GIVEN REQUEST
Retype the SED addresses chapter below from "Every SED command" to "matches that address.".

EXCERPTED PASSAGE
^^^^^^^^^^^^^^^^

SED Address

Learning SED

Chapter 3 — Addresses and Line Selection

What Is an Address?

Every SED command runs against the pattern space — by default, on every line of the input. An address is a restriction you place before a command to limit which lines it acts on.

The general form is:

sed 'address command' file

If you provide no address, the command runs on all lines. If you provide an address, the command only runs when SED is processing a line that matches that address.

SED supports four types of address:

  • Line number addresses — target a specific line by its position
  • The last-line address ($) — target the final line of input
  • Pattern addresses — target lines matching a regular expression
  • Range addresses — target a span of lines between a start and end address

Addresses can be combined with negation (!) to target every line except those that match, and with step notation to target every Nth line.

Line Number Addresses

The simplest address is a plain line number. SED counts lines from 1:

# Delete line 1 (commonly used to strip a header)
sed '1d' file.txt

# Substitute only on line 5
sed '5s/old/new/' file.txt

# Print only line 3
sed -n '3p' file.txt
sed '3s/foo/bar/' — line 3 address line 1: apple foo tree ← skipped (not line 3) line 2: banana foo bush ← skipped line 3: cherry foo plant ← ADDRESS MATCHES → s/foo/bar/ runs → "cherry bar plant" line 4: date foo tree ← skipped line 5: elderberry foo ← skipped

The Last-Line Address: $

$ matches the very last line of the input. Because SED processes streams, it does not know in advance how many lines there are — $ is resolved dynamically as SED reads:

# Delete the last line
sed '$d' file.txt

# Append text after the last line
sed '$a\--- end of file ---' file.txt

# Substitute only on the last line
sed '$s/old/new/' file.txt

# Print only the last line (equivalent to tail -1)

^^^^^^^^^^^^^^^^

PROVIDED RECORDS

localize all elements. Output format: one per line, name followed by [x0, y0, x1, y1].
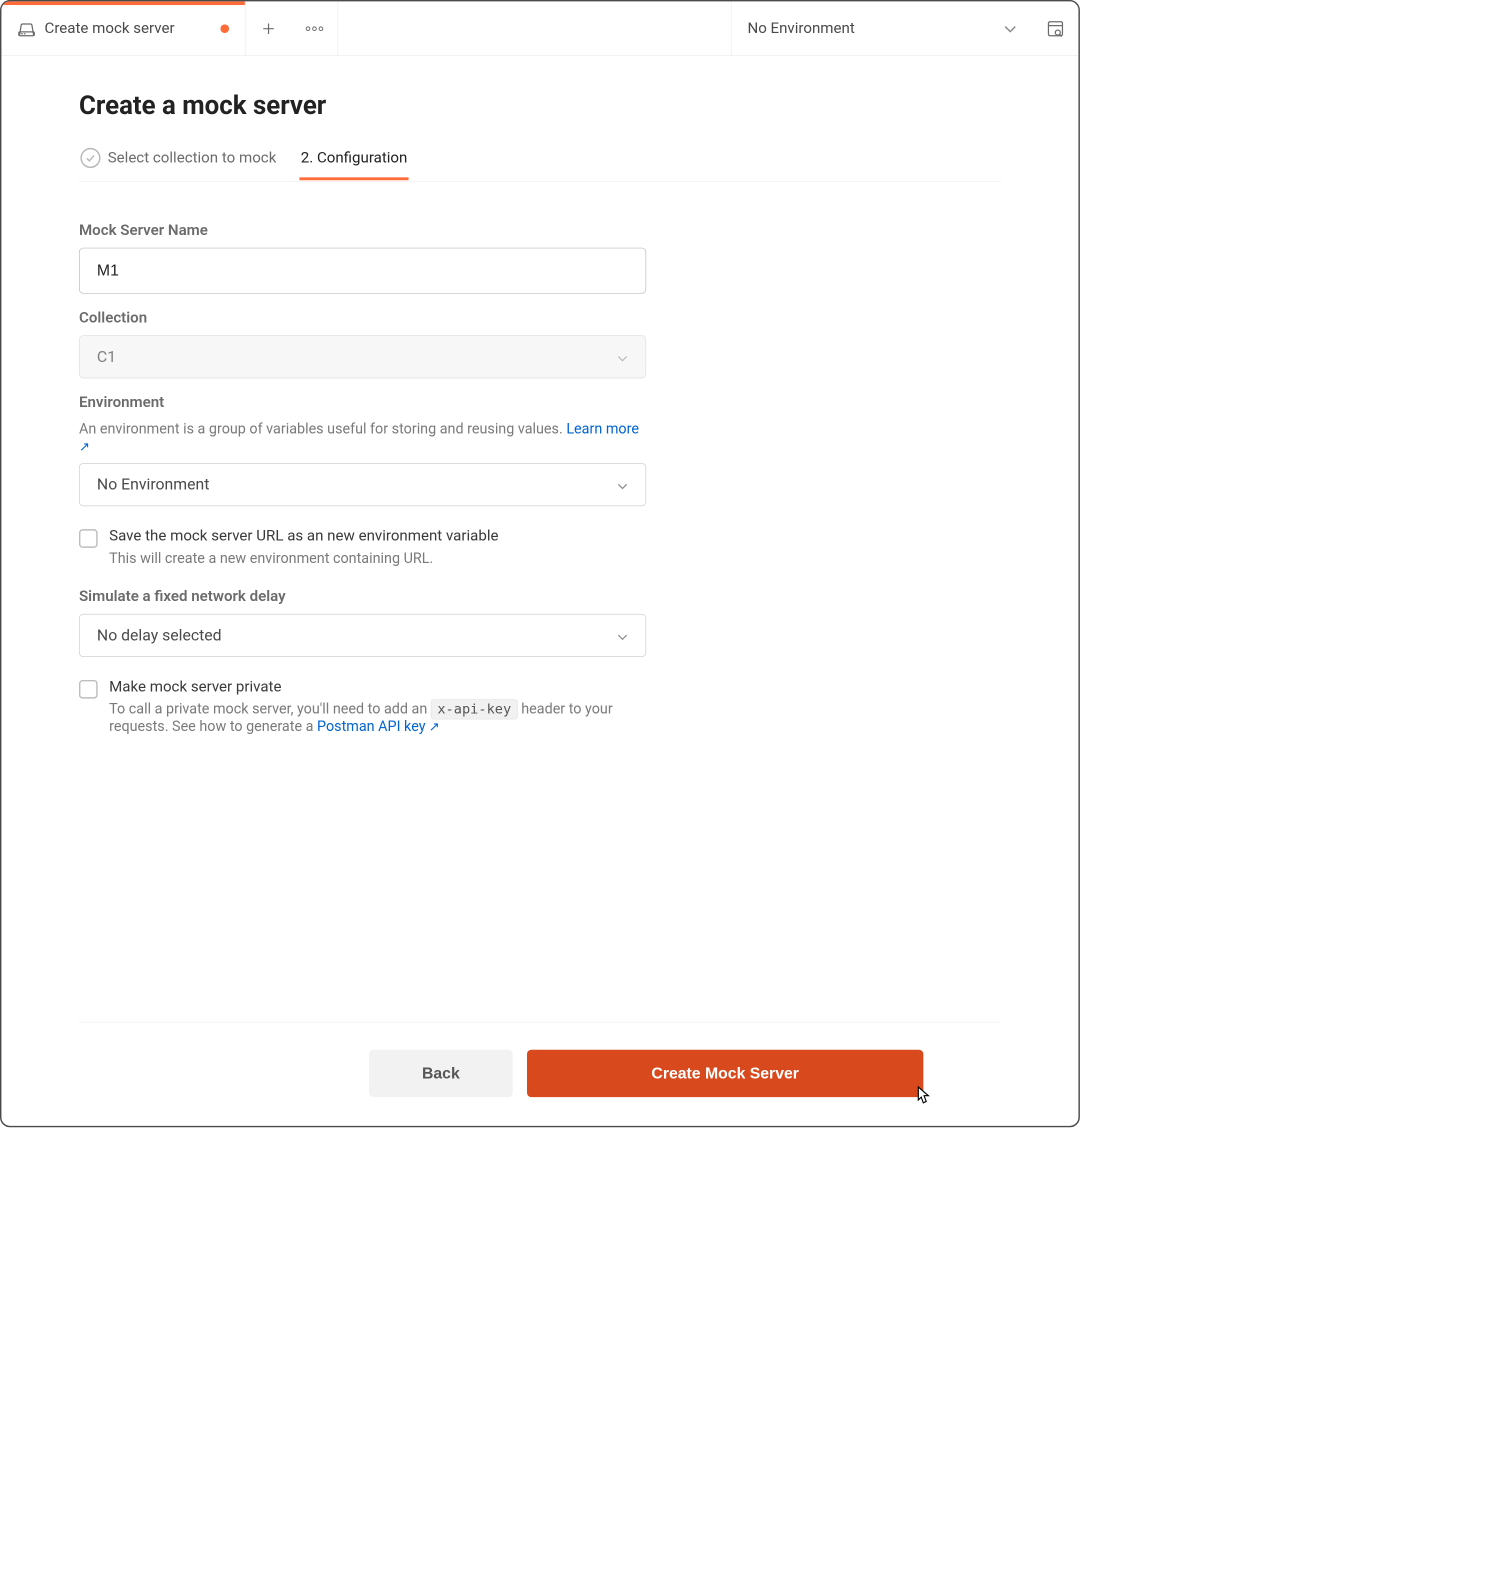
- environment-label: Environment: [79, 394, 646, 411]
- tab-strip: Create mock server No Environment: [1, 1, 1078, 56]
- save-url-desc: This will create a new environment conta…: [109, 549, 498, 566]
- back-button[interactable]: Back: [369, 1050, 513, 1097]
- step-select-collection[interactable]: Select collection to mock: [79, 138, 278, 181]
- private-desc: To call a private mock server, you'll ne…: [109, 700, 646, 734]
- server-icon: [17, 20, 36, 36]
- tab-create-mock-server[interactable]: Create mock server: [1, 1, 245, 55]
- network-delay-value: No delay selected: [97, 626, 222, 644]
- wizard-steps: Select collection to mock 2. Configurati…: [79, 138, 1001, 182]
- environment-picker[interactable]: No Environment: [731, 1, 1033, 55]
- environment-picker-label: No Environment: [747, 20, 977, 37]
- private-checkbox[interactable]: [79, 680, 98, 699]
- chevron-down-icon: [617, 476, 628, 494]
- collection-value: C1: [97, 348, 116, 366]
- ellipsis-icon: [305, 25, 324, 31]
- private-label: Make mock server private: [109, 679, 646, 696]
- collection-select: C1: [79, 335, 646, 378]
- chevron-down-icon: [617, 348, 628, 366]
- mock-server-name-label: Mock Server Name: [79, 222, 646, 239]
- postman-api-key-link[interactable]: Postman API key: [317, 717, 440, 734]
- chevron-down-icon: [1004, 20, 1017, 37]
- create-mock-server-button[interactable]: Create Mock Server: [527, 1050, 923, 1097]
- tab-overflow-button[interactable]: [292, 1, 338, 55]
- private-row: Make mock server private To call a priva…: [79, 679, 646, 735]
- tab-actions: [246, 1, 339, 55]
- environment-quicklook-icon: [1046, 19, 1065, 38]
- content-area: Create a mock server Select collection t…: [1, 56, 1078, 1126]
- tab-label: Create mock server: [45, 20, 175, 37]
- environment-help: An environment is a group of variables u…: [79, 420, 646, 454]
- wizard-footer: Back Create Mock Server: [79, 1022, 1001, 1126]
- network-delay-label: Simulate a fixed network delay: [79, 588, 646, 605]
- step-label: Select collection to mock: [108, 149, 277, 166]
- unsaved-dot-icon: [220, 24, 229, 33]
- check-circle-icon: [80, 148, 100, 168]
- environment-value: No Environment: [97, 476, 209, 494]
- page-title: Create a mock server: [79, 90, 1001, 120]
- api-key-code: x-api-key: [431, 699, 518, 719]
- step-configuration[interactable]: 2. Configuration: [299, 139, 408, 179]
- plus-icon: [261, 20, 277, 36]
- config-form: Mock Server Name Collection C1 Environme…: [79, 182, 646, 735]
- network-delay-select[interactable]: No delay selected: [79, 614, 646, 657]
- save-url-checkbox[interactable]: [79, 529, 98, 548]
- mock-server-name-input[interactable]: [79, 248, 646, 294]
- step-label: 2. Configuration: [301, 149, 408, 166]
- save-url-label: Save the mock server URL as an new envir…: [109, 528, 498, 545]
- collection-label: Collection: [79, 309, 646, 326]
- new-tab-button[interactable]: [246, 1, 292, 55]
- environment-quicklook-button[interactable]: [1032, 1, 1078, 55]
- app-window: Create mock server No Environment: [0, 0, 1080, 1127]
- chevron-down-icon: [617, 626, 628, 644]
- save-url-row: Save the mock server URL as an new envir…: [79, 528, 646, 567]
- environment-select[interactable]: No Environment: [79, 463, 646, 506]
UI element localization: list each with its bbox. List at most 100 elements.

^^^^^^^^^^^^^^^^

PROBLEM SOLUTION
Every SED command runs against the pattern space — by default, on every line of the input. An address is a restriction you place before a command to limit which lines it acts on.

The general form is:

sed 'address command' file

If you provide no address, the command runs on all lines. If you provide an address, the command only runs when SED is processing a line that matches that address.